Given problem
Every entry must be echoed exactly.

◇ ◇ ◇ ◇ ◇

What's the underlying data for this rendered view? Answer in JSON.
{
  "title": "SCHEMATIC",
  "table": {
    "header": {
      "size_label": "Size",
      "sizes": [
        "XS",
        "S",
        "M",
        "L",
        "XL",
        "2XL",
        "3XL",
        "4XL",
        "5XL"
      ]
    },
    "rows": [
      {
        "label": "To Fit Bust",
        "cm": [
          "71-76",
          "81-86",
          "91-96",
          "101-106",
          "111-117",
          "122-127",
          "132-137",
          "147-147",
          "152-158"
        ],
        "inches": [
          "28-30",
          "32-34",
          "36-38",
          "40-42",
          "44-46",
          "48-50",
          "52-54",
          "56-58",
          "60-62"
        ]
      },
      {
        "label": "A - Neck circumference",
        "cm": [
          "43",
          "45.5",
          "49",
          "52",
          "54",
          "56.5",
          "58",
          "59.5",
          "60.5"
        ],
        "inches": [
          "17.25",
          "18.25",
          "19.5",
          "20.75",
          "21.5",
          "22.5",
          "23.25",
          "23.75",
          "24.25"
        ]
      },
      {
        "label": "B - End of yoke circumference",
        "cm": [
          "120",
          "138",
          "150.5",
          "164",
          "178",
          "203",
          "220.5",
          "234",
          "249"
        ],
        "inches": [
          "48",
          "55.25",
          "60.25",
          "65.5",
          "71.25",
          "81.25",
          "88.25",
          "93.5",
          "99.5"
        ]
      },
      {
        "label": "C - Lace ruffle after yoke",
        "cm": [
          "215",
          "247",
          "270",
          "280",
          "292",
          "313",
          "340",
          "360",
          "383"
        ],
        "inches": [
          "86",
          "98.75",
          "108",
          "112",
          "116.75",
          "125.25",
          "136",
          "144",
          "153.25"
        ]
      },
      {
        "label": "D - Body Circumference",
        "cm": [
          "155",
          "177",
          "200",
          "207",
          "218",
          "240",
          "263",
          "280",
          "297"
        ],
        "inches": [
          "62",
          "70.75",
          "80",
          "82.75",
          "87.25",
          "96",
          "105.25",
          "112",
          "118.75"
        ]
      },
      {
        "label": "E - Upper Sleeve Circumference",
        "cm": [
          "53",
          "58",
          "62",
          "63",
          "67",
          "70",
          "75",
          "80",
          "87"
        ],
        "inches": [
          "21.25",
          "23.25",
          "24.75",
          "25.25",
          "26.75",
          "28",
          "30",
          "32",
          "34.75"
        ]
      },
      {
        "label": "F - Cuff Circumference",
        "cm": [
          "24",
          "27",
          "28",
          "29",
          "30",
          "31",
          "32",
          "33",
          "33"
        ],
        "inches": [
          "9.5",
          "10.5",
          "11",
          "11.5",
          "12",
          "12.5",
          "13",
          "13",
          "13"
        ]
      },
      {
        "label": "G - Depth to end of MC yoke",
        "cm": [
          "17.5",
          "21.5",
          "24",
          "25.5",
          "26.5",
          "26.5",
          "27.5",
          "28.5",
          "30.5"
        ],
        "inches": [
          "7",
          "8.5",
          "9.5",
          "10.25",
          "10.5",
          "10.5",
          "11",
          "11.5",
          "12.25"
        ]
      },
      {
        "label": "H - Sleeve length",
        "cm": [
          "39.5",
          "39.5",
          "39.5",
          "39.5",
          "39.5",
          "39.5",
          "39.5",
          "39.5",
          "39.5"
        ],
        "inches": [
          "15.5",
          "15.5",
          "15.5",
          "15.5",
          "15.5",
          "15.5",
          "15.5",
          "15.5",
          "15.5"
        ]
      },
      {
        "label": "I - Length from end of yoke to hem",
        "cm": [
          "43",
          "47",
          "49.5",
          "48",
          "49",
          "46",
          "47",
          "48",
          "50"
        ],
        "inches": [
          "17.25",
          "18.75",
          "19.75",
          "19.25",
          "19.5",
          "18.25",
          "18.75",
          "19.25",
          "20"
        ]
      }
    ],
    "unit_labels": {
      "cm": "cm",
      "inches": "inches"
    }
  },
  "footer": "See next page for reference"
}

◇ ◇ ◇ ◇ ◇

Reply
What's the underlying data for this rendered view? Answer in JSON.
{
  "title": "SCHEMATIC",
  "table": {
    "header": {
      "size_label": "Size",
      "sizes": [
        "XS",
        "S",
        "M",
        "L",
        "XL",
        "2XL",
        "3XL",
        "4XL",
        "5XL"
      ]
    },
    "rows": [
      {
        "label": "To Fit Bust",
        "cm": [
          "71-76",
          "81-86",
          "91-96",
          "101-106",
          "111-117",
          "122-127",
          "132-137",
          "147-147",
          "152-158"
        ],
        "inches": [
          "28-30",
          "32-34",
          "36-38",
          "40-42",
          "44-46",
          "48-50",
          "52-54",
          "56-58",
          "60-62"
        ]
      },
      {
        "label": "A - Neck circumference",
        "cm": [
          "43",
          "45.5",
          "49",
          "52",
          "54",
          "56.5",
          "58",
          "59.5",
          "60.5"
        ],
        "inches": [
          "17.25",
          "18.25",
          "19.5",
          "20.75",
          "21.5",
          "22.5",
          "23.25",
          "23.75",
          "24.25"
        ]
      },
      {
        "label": "B - End of yoke circumference",
        "cm": [
          "120",
          "138",
          "150.5",
          "164",
          "178",
          "203",
          "220.5",
          "234",
          "249"
        ],
        "inches": [
          "48",
          "55.25",
          "60.25",
          "65.5",
          "71.25",
          "81.25",
          "88.25",
          "93.5",
          "99.5"
        ]
      },
      {
        "label": "C - Lace ruffle after yoke",
        "cm": [
          "215",
          "247",
          "270",
          "280",
          "292",
          "313",
          "340",
          "360",
          "383"
        ],
        "inches": [
          "86",
          "98.75",
          "108",
          "112",
          "116.75",
          "125.25",
          "136",
          "144",
          "153.25"
        ]
      },
      {
        "label": "D - Body Circumference",
        "cm": [
          "155",
          "177",
          "200",
          "207",
          "218",
          "240",
          "263",
          "280",
          "297"
        ],
        "inches": [
          "62",
          "70.75",
          "80",
          "82.75",
          "87.25",
          "96",
          "105.25",
          "112",
          "118.75"
        ]
      },
      {
        "label": "E - Upper Sleeve Circumference",
        "cm": [
          "53",
          "58",
          "62",
          "63",
          "67",
          "70",
          "75",
          "80",
          "87"
        ],
        "inches": [
          "21.25",
          "23.25",
          "24.75",
          "25.25",
          "26.75",
          "28",
          "30",
          "32",
          "34.75"
        ]
      },
      {
        "label": "F - Cuff Circumference",
        "cm": [
          "24",
          "27",
          "28",
          "29",
          "30",
          "31",
          "32",
          "33",
          "33"
        ],
        "inches": [
          "9.5",
          "10.5",
          "11",
          "11.5",
          "12",
          "12.5",
          "13",
          "13",
          "13"
        ]
      },
      {
        "label": "G - Depth to end of MC yoke",
        "cm": [
          "17.5",
          "21.5",
          "24",
          "25.5",
          "26.5",
          "26.5",
          "27.5",
          "28.5",
          "30.5"
        ],
        "inches": [
          "7",
          "8.5",
          "9.5",
          "10.25",
          "10.5",
          "10.5",
          "11",
          "11.5",
          "12.25"
        ]
      },
      {
        "label": "H - Sleeve length",
        "cm": [
          "39.5",
          "39.5",
          "39.5",
          "39.5",
          "39.5",
          "39.5",
          "39.5",
          "39.5",
          "39.5"
        ],
        "inches": [
          "15.5",
          "15.5",
          "15.5",
          "15.5",
          "15.5",
          "15.5",
          "15.5",
          "15.5",
          "15.5"
        ]
      },
      {
        "label": "I - Length from end of yoke to hem",
        "cm": [
          "43",
          "47",
          "49.5",
          "48",
          "49",
          "46",
          "47",
          "48",
          "50"
        ],
        "inches": [
          "17.25",
          "18.75",
          "19.75",
          "19.25",
          "19.5",
          "18.25",
          "18.75",
          "19.25",
          "20"
        ]
      }
    ],
    "unit_labels": {
      "cm": "cm",
      "inches": "inches"
    }
  },
  "footer": "See next page for reference"
}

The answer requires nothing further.